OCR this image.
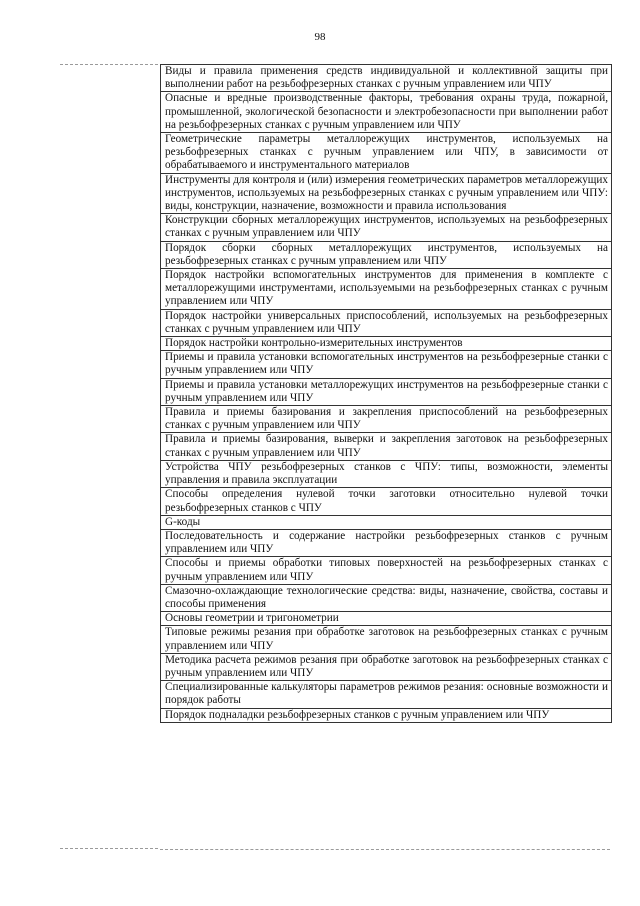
98
Виды и правила применения средств индивидуальной и коллективной защиты при выполнении работ на резьбофрезерных станках с ручным управлением или ЧПУ
Опасные и вредные производственные факторы, требования охраны труда, пожарной, промышленной, экологической безопасности и электробезопасности при выполнении работ на резьбофрезерных станках с ручным управлением или ЧПУ
Геометрические параметры металлорежущих инструментов, используемых на резьбофрезерных станках с ручным управлением или ЧПУ, в зависимости от обрабатываемого и инструментального материалов
Инструменты для контроля и (или) измерения геометрических параметров металлорежущих инструментов, используемых на резьбофрезерных станках с ручным управлением или ЧПУ: виды, конструкции, назначение, возможности и правила использования
Конструкции сборных металлорежущих инструментов, используемых на резьбофрезерных станках с ручным управлением или ЧПУ
Порядок сборки сборных металлорежущих инструментов, используемых на резьбофрезерных станках с ручным управлением или ЧПУ
Порядок настройки вспомогательных инструментов для применения в комплекте с металлорежущими инструментами, используемыми на резьбофрезерных станках с ручным управлением или ЧПУ
Порядок настройки универсальных приспособлений, используемых на резьбофрезерных станках с ручным управлением или ЧПУ
Порядок настройки контрольно-измерительных инструментов
Приемы и правила установки вспомогательных инструментов на резьбофрезерные станки с ручным управлением или ЧПУ
Приемы и правила установки металлорежущих инструментов на резьбофрезерные станки с ручным управлением или ЧПУ
Правила и приемы базирования и закрепления приспособлений на резьбофрезерных станках с ручным управлением или ЧПУ
Правила и приемы базирования, выверки и закрепления заготовок на резьбофрезерных станках с ручным управлением или ЧПУ
Устройства ЧПУ резьбофрезерных станков с ЧПУ: типы, возможности, элементы управления и правила эксплуатации
Способы определения нулевой точки заготовки относительно нулевой точки резьбофрезерных станков с ЧПУ
G-коды
Последовательность и содержание настройки резьбофрезерных станков с ручным управлением или ЧПУ
Способы и приемы обработки типовых поверхностей на резьбофрезерных станках с ручным управлением или ЧПУ
Смазочно-охлаждающие технологические средства: виды, назначение, свойства, составы и способы применения
Основы геометрии и тригонометрии
Типовые режимы резания при обработке заготовок на резьбофрезерных станках с ручным управлением или ЧПУ
Методика расчета режимов резания при обработке заготовок на резьбофрезерных станках с ручным управлением или ЧПУ
Специализированные калькуляторы параметров режимов резания: основные возможности и порядок работы
Порядок подналадки резьбофрезерных станков с ручным управлением или ЧПУ
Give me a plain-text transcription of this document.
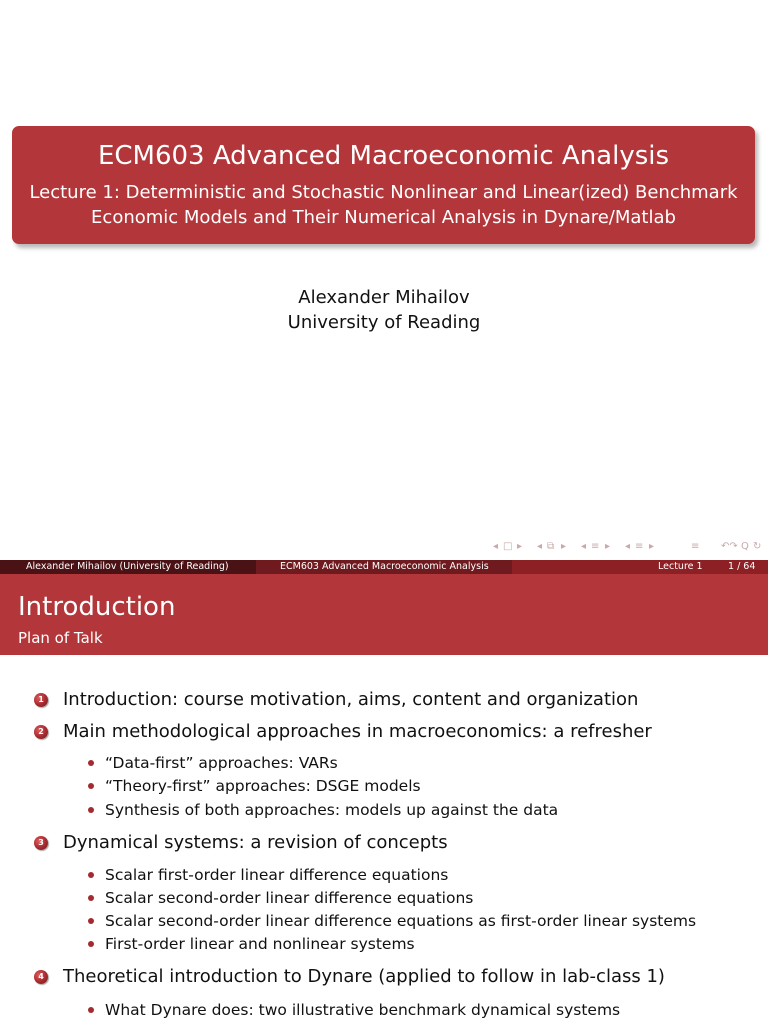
ECM603 Advanced Macroeconomic Analysis
Lecture 1: Deterministic and Stochastic Nonlinear and Linear(ized) Benchmark
Economic Models and Their Numerical Analysis in Dynare/Matlab
Alexander Mihailov
University of Reading
◂ □ ▸ ◂ ⧉ ▸ ◂ ≡ ▸ ◂ ≡ ▸	≡ ↶↷ Q ↻
Alexander Mihailov (University of Reading)	ECM603 Advanced Macroeconomic Analysis	Lecture 1	1 / 64
Introduction
Plan of Talk
1 Introduction: course motivation, aims, content and organization
2 Main methodological approaches in macroeconomics: a refresher
“Data-first” approaches: VARs
“Theory-first” approaches: DSGE models
Synthesis of both approaches: models up against the data
3 Dynamical systems: a revision of concepts
Scalar first-order linear difference equations
Scalar second-order linear difference equations
Scalar second-order linear difference equations as first-order linear systems
First-order linear and nonlinear systems
4 Theoretical introduction to Dynare (applied to follow in lab-class 1)
What Dynare does: two illustrative benchmark dynamical systems
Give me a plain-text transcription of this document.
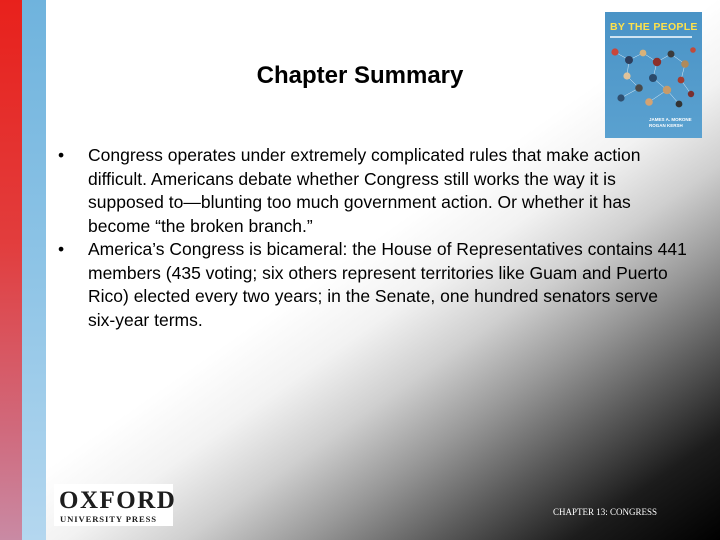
Chapter Summary
BY THE PEOPLE
JAMES A. MORONE
ROGAN KERSH
• Congress operates under extremely complicated rules that make action difficult. Americans debate whether Congress still works the way it is supposed to—blunting too much government action. Or whether it has become “the broken branch.”
• America’s Congress is bicameral: the House of Representatives contains 441 members (435 voting; six others represent territories like Guam and Puerto Rico) elected every two years; in the Senate, one hundred senators serve six-year terms.
OXFORD
UNIVERSITY PRESS
CHAPTER 13: CONGRESS
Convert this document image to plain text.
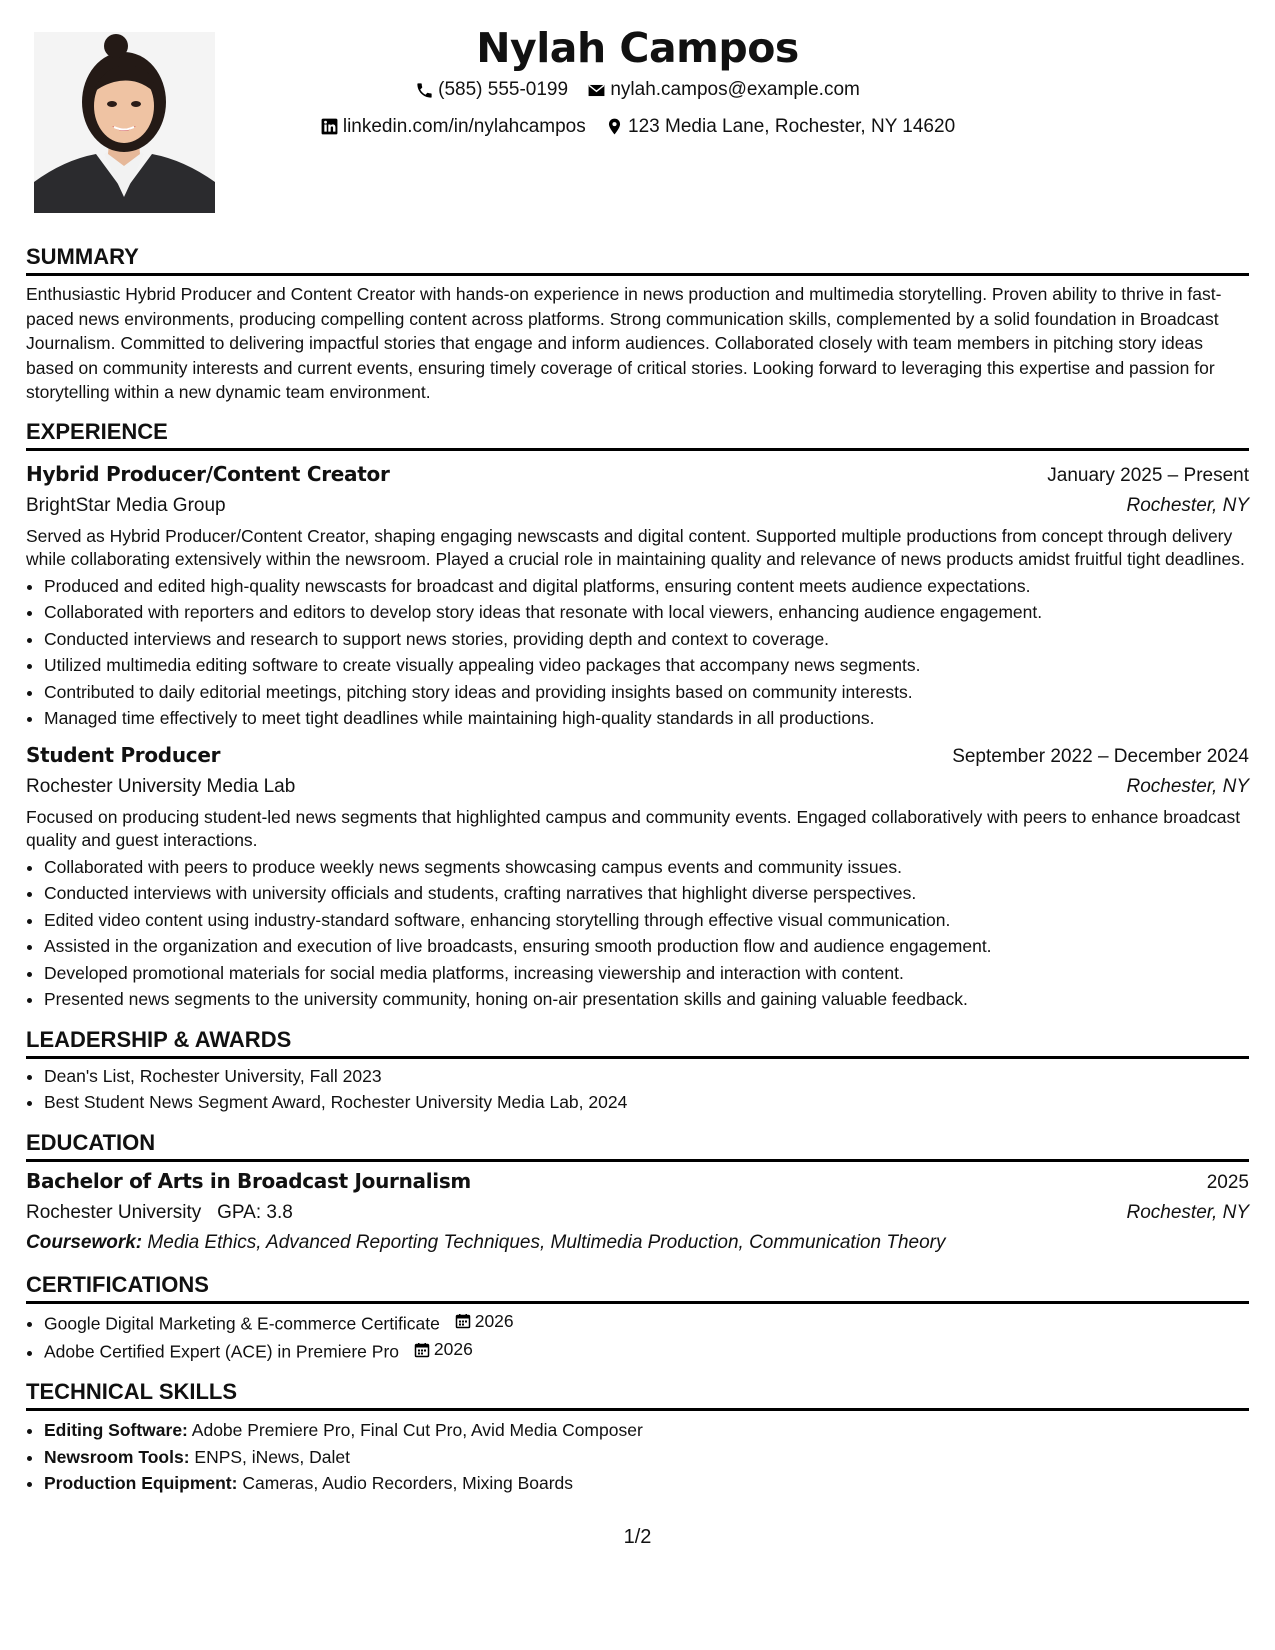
Nylah Campos
(585) 555-0199
nylah.campos@example.com
linkedin.com/in/nylahcampos
123 Media Lane, Rochester, NY 14620
SUMMARY

Enthusiastic Hybrid Producer and Content Creator with hands-on experience in news production and multimedia storytelling. Proven ability to thrive in fast-paced news environments, producing compelling content across platforms. Strong communication skills, complemented by a solid foundation in Broadcast Journalism. Committed to delivering impactful stories that engage and inform audiences. Collaborated closely with team members in pitching story ideas based on community interests and current events, ensuring timely coverage of critical stories. Looking forward to leveraging this expertise and passion for storytelling within a new dynamic team environment.

EXPERIENCE
Hybrid Producer/Content Creator	January 2025 – Present
BrightStar Media Group	Rochester, NY

Served as Hybrid Producer/Content Creator, shaping engaging newscasts and digital content. Supported multiple productions from concept through delivery while collaborating extensively within the newsroom. Played a crucial role in maintaining quality and relevance of news products amidst fruitful tight deadlines.

• Produced and edited high-quality newscasts for broadcast and digital platforms, ensuring content meets audience expectations.
• Collaborated with reporters and editors to develop story ideas that resonate with local viewers, enhancing audience engagement.
• Conducted interviews and research to support news stories, providing depth and context to coverage.
• Utilized multimedia editing software to create visually appealing video packages that accompany news segments.
• Contributed to daily editorial meetings, pitching story ideas and providing insights based on community interests.
• Managed time effectively to meet tight deadlines while maintaining high-quality standards in all productions.
Student Producer	September 2022 – December 2024
Rochester University Media Lab	Rochester, NY

Focused on producing student-led news segments that highlighted campus and community events. Engaged collaboratively with peers to enhance broadcast quality and guest interactions.

• Collaborated with peers to produce weekly news segments showcasing campus events and community issues.
• Conducted interviews with university officials and students, crafting narratives that highlight diverse perspectives.
• Edited video content using industry-standard software, enhancing storytelling through effective visual communication.
• Assisted in the organization and execution of live broadcasts, ensuring smooth production flow and audience engagement.
• Developed promotional materials for social media platforms, increasing viewership and interaction with content.
• Presented news segments to the university community, honing on-air presentation skills and gaining valuable feedback.
LEADERSHIP & AWARDS
• Dean's List, Rochester University, Fall 2023
• Best Student News Segment Award, Rochester University Media Lab, 2024
EDUCATION
Bachelor of Arts in Broadcast Journalism	2025
Rochester University GPA: 3.8	Rochester, NY
Coursework: Media Ethics, Advanced Reporting Techniques, Multimedia Production, Communication Theory
CERTIFICATIONS
• Google Digital Marketing & E-commerce Certificate 2026
• Adobe Certified Expert (ACE) in Premiere Pro 2026
TECHNICAL SKILLS
• Editing Software: Adobe Premiere Pro, Final Cut Pro, Avid Media Composer
• Newsroom Tools: ENPS, iNews, Dalet
• Production Equipment: Cameras, Audio Recorders, Mixing Boards
1/2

+ + + +

Problem statement:
Read the entries and pick out all lines that include the word "Advanced".

Task result:
ECM603 Advanced Macroeconomic Analysis
Alexander Mihailov (University of Reading)	ECM603 Advanced Macroeconomic Analysis	Lecture 1	1 / 64
Coursework: Media Ethics, Advanced Reporting Techniques, Multimedia Production, Communication Theory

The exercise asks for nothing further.